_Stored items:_
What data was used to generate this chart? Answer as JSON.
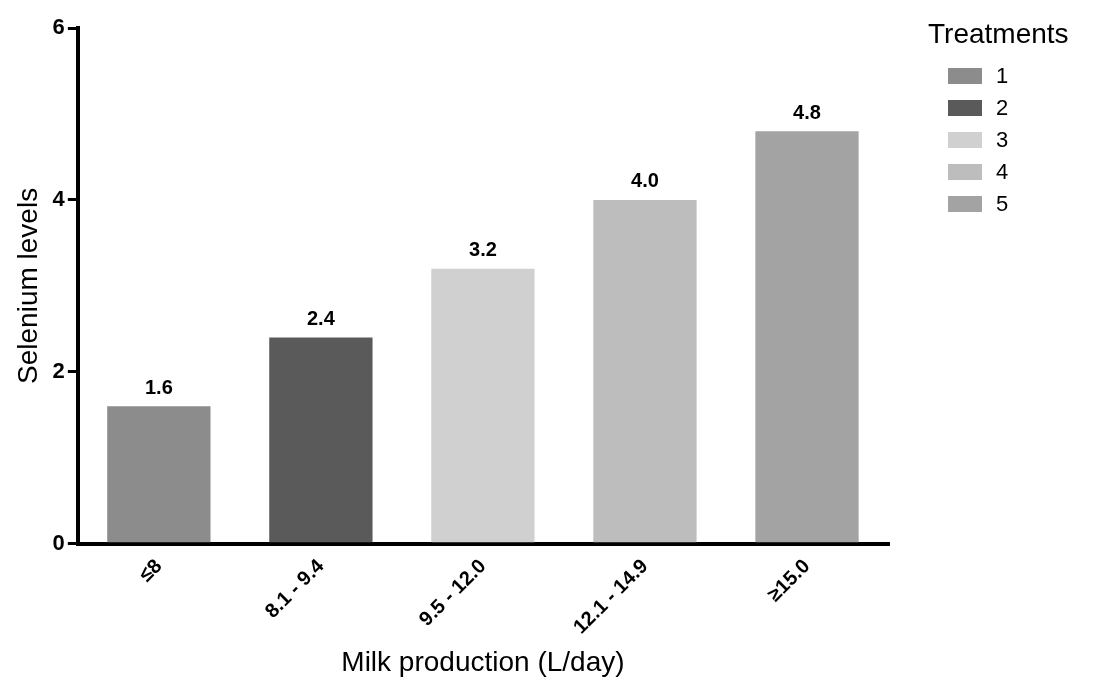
{
  "chart_data": {
    "type": "bar",
    "xlabel": "Milk production (L/day)",
    "ylabel": "Selenium levels",
    "legend_title": "Treatments",
    "categories": [
      "≤8",
      "8.1 - 9.4",
      "9.5 - 12.0",
      "12.1 - 14.9",
      "≥15.0"
    ],
    "series": [
      {
        "name": "1",
        "color": "#8c8c8c",
        "values": [
          1.6,
          null,
          null,
          null,
          null
        ],
        "value_labels": [
          "1.6",
          null,
          null,
          null,
          null
        ]
      },
      {
        "name": "2",
        "color": "#5a5a5a",
        "values": [
          null,
          2.4,
          null,
          null,
          null
        ],
        "value_labels": [
          null,
          "2.4",
          null,
          null,
          null
        ]
      },
      {
        "name": "3",
        "color": "#d0d0d0",
        "values": [
          null,
          null,
          3.2,
          null,
          null
        ],
        "value_labels": [
          null,
          null,
          "3.2",
          null,
          null
        ]
      },
      {
        "name": "4",
        "color": "#bdbdbd",
        "values": [
          null,
          null,
          null,
          4.0,
          null
        ],
        "value_labels": [
          null,
          null,
          null,
          "4.0",
          null
        ]
      },
      {
        "name": "5",
        "color": "#a3a3a3",
        "values": [
          null,
          null,
          null,
          null,
          4.8
        ],
        "value_labels": [
          null,
          null,
          null,
          null,
          "4.8"
        ]
      }
    ],
    "ylim": [
      0,
      6
    ],
    "yticks": [
      0,
      2,
      4,
      6
    ],
    "grid": false,
    "legend": "top right"
  }
}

_Work required:_ Print all of the entries word for word. Skip any images they contain.

_Output for this task:_
What data was used to generate this chart? Answer as JSON.
{
  "chart_data": {
    "type": "bar",
    "xlabel": "Milk production (L/day)",
    "ylabel": "Selenium levels",
    "legend_title": "Treatments",
    "categories": [
      "≤8",
      "8.1 - 9.4",
      "9.5 - 12.0",
      "12.1 - 14.9",
      "≥15.0"
    ],
    "series": [
      {
        "name": "1",
        "color": "#8c8c8c",
        "values": [
          1.6,
          null,
          null,
          null,
          null
        ],
        "value_labels": [
          "1.6",
          null,
          null,
          null,
          null
        ]
      },
      {
        "name": "2",
        "color": "#5a5a5a",
        "values": [
          null,
          2.4,
          null,
          null,
          null
        ],
        "value_labels": [
          null,
          "2.4",
          null,
          null,
          null
        ]
      },
      {
        "name": "3",
        "color": "#d0d0d0",
        "values": [
          null,
          null,
          3.2,
          null,
          null
        ],
        "value_labels": [
          null,
          null,
          "3.2",
          null,
          null
        ]
      },
      {
        "name": "4",
        "color": "#bdbdbd",
        "values": [
          null,
          null,
          null,
          4.0,
          null
        ],
        "value_labels": [
          null,
          null,
          null,
          "4.0",
          null
        ]
      },
      {
        "name": "5",
        "color": "#a3a3a3",
        "values": [
          null,
          null,
          null,
          null,
          4.8
        ],
        "value_labels": [
          null,
          null,
          null,
          null,
          "4.8"
        ]
      }
    ],
    "ylim": [
      0,
      6
    ],
    "yticks": [
      0,
      2,
      4,
      6
    ],
    "grid": false,
    "legend": "top right"
  }
}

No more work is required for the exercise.